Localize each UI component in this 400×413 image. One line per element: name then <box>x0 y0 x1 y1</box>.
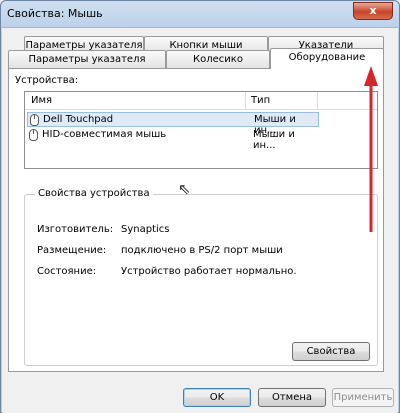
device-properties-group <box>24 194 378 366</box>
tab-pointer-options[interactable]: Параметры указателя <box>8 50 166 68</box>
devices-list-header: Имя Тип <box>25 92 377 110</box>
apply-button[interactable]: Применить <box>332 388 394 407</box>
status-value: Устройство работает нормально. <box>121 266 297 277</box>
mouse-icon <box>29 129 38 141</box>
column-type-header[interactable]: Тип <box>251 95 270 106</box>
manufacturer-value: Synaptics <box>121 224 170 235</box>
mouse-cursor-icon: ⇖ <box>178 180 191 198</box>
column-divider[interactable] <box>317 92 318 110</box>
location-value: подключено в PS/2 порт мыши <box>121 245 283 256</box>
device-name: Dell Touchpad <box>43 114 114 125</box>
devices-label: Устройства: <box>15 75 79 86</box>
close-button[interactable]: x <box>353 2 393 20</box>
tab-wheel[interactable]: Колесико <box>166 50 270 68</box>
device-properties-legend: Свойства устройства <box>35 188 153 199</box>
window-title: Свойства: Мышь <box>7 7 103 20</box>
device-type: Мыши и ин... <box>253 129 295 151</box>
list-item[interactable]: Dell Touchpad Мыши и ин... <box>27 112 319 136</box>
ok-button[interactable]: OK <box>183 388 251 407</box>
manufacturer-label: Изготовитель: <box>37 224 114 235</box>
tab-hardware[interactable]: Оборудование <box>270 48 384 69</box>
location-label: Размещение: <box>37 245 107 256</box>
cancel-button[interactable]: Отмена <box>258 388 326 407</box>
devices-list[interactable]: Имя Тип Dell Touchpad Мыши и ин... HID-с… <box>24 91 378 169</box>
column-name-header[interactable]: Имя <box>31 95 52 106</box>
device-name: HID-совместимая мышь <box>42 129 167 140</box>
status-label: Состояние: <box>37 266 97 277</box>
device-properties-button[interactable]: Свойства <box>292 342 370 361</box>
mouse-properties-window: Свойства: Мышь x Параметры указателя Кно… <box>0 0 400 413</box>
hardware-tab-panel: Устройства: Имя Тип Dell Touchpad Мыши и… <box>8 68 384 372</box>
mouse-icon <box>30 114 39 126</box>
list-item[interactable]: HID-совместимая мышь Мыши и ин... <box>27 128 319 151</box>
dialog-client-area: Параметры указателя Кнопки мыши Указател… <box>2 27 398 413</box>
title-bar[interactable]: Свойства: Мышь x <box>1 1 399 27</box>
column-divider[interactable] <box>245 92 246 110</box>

• • • • • • •

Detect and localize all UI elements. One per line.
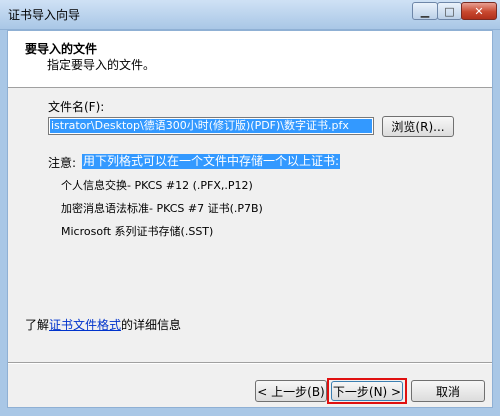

• • • • • • •

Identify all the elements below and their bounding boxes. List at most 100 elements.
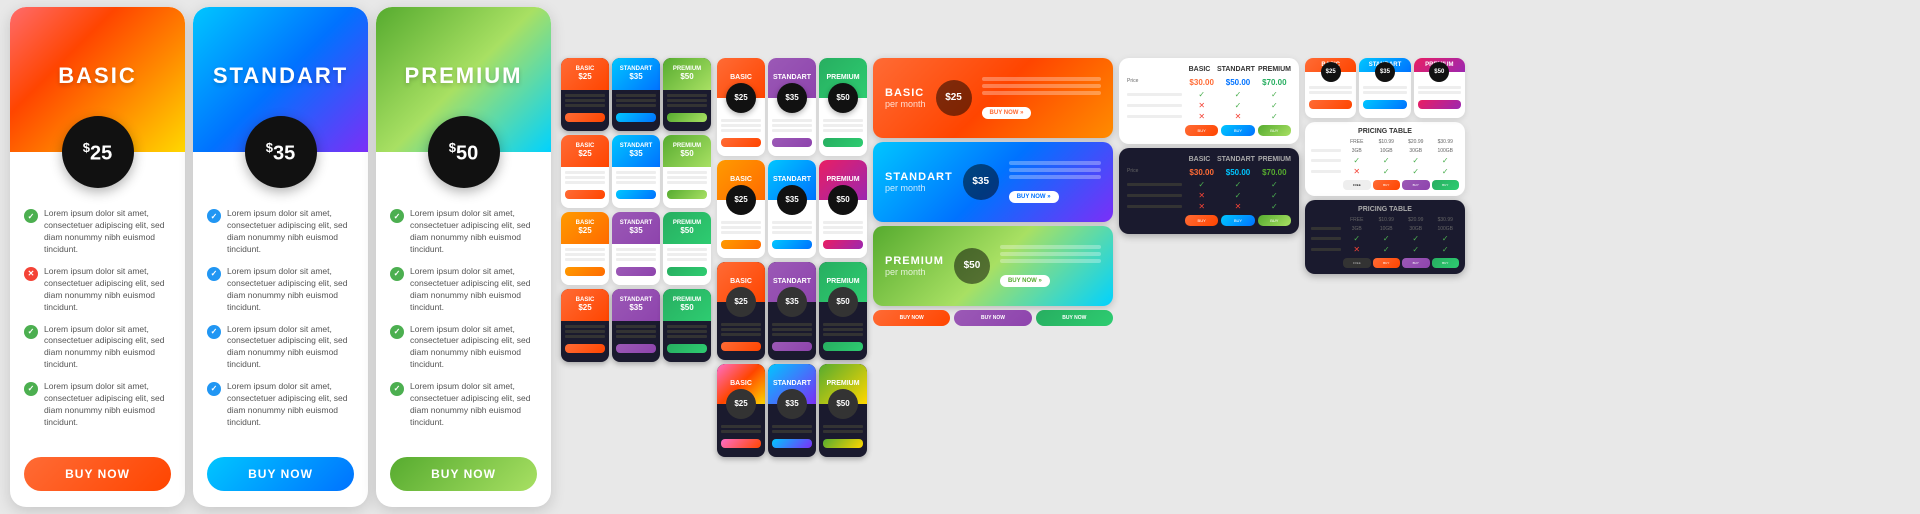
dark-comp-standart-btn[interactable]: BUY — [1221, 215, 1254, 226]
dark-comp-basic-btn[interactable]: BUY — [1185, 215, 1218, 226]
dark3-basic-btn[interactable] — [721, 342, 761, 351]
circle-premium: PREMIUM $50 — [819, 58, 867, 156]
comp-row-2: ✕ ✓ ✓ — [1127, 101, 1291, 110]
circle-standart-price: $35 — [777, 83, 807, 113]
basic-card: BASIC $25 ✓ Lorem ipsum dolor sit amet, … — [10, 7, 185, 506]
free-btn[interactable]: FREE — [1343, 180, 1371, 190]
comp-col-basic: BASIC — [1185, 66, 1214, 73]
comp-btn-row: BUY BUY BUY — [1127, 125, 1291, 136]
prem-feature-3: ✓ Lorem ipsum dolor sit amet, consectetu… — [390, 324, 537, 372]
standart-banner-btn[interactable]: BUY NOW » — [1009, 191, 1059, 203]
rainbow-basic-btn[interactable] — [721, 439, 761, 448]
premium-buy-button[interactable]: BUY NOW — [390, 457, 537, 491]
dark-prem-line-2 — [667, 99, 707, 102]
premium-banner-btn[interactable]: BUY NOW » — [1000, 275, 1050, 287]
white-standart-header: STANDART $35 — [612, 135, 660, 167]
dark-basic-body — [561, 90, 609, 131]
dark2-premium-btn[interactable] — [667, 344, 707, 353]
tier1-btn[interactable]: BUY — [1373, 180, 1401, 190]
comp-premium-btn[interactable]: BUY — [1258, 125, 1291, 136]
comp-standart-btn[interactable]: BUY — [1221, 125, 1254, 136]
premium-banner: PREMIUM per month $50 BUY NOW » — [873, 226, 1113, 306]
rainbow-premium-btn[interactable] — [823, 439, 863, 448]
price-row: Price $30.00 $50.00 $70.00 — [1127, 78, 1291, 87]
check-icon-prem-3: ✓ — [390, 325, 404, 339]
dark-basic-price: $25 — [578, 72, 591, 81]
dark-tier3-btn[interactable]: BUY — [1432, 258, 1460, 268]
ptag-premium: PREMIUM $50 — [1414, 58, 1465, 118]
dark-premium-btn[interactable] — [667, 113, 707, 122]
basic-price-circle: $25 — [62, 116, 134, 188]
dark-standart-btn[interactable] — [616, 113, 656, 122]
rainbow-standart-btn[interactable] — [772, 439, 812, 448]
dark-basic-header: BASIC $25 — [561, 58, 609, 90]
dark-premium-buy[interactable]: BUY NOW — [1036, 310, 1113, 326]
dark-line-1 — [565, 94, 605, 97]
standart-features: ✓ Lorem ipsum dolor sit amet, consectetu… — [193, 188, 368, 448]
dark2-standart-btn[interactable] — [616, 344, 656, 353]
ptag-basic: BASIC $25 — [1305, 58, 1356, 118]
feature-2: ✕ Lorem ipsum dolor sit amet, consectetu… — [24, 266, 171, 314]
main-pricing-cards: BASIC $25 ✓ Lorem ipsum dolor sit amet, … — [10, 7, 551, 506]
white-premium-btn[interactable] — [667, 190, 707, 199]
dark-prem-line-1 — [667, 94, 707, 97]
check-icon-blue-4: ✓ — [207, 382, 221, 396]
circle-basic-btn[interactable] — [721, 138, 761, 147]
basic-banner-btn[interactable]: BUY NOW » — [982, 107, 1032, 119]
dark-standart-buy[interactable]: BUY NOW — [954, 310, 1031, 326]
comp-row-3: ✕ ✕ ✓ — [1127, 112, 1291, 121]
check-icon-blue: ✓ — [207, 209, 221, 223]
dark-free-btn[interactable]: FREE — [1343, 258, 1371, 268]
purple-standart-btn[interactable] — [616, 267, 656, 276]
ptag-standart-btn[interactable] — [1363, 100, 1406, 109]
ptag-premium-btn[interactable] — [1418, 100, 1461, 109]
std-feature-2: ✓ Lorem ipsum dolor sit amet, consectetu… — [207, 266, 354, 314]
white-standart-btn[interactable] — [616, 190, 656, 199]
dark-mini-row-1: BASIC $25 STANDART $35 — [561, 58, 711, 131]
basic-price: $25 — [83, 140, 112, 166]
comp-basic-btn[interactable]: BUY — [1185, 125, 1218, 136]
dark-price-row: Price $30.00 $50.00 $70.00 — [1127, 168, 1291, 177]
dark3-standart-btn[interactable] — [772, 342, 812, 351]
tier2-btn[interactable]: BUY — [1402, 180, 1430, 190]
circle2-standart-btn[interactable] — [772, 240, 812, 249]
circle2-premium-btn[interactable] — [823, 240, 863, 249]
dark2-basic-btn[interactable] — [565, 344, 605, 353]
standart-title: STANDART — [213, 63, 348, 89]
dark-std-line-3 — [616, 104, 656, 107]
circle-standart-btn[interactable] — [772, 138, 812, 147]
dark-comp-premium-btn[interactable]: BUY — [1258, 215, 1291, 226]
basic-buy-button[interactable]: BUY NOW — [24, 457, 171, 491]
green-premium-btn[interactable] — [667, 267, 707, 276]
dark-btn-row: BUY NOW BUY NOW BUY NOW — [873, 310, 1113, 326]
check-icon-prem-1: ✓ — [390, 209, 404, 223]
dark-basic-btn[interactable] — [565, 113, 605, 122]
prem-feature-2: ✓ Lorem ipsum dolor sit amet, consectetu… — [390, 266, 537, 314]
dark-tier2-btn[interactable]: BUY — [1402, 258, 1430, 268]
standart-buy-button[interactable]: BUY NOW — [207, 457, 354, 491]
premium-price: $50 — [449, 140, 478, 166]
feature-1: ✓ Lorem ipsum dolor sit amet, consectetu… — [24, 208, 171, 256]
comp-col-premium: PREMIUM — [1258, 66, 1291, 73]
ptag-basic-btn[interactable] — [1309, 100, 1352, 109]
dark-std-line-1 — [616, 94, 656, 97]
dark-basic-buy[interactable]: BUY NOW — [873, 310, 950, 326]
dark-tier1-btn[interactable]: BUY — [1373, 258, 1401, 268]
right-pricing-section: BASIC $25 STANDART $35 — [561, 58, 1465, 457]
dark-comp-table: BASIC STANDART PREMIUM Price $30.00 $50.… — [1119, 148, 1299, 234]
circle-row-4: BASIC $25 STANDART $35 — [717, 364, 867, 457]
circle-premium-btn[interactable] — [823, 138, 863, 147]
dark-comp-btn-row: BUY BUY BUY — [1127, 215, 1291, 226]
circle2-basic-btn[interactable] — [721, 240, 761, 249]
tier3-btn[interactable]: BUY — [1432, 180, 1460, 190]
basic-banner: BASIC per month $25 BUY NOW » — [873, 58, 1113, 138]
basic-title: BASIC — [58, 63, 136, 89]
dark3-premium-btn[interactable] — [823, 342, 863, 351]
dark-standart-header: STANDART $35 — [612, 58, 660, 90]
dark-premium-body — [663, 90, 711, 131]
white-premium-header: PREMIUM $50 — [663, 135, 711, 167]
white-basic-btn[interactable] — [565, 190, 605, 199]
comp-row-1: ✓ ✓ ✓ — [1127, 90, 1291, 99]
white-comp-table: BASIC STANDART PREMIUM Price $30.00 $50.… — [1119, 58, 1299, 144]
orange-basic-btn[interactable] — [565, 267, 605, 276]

• • • • • • •

● Requirements:
Put the lines of the listing between the line holding "Localize each UI" and the line holding "devices-list-header: Имя Тип", inclusive, into a Markdown table with the columns Row and Line, leaving out blank lines and the pictures.

● Expected answer:
| Row | Line |
|---|---|
| 1 | Localize each UI component in this 400×413 image. One line per element: name then <box>x0 y0 x1 y1</box>. |
| 2 | device-properties-group <box>24 194 378 366</box> |
| 3 | tab-pointer-options[interactable]: Параметры указателя <box>8 50 166 68</box> |
| 4 | devices-list-header: Имя Тип <box>25 92 377 110</box> |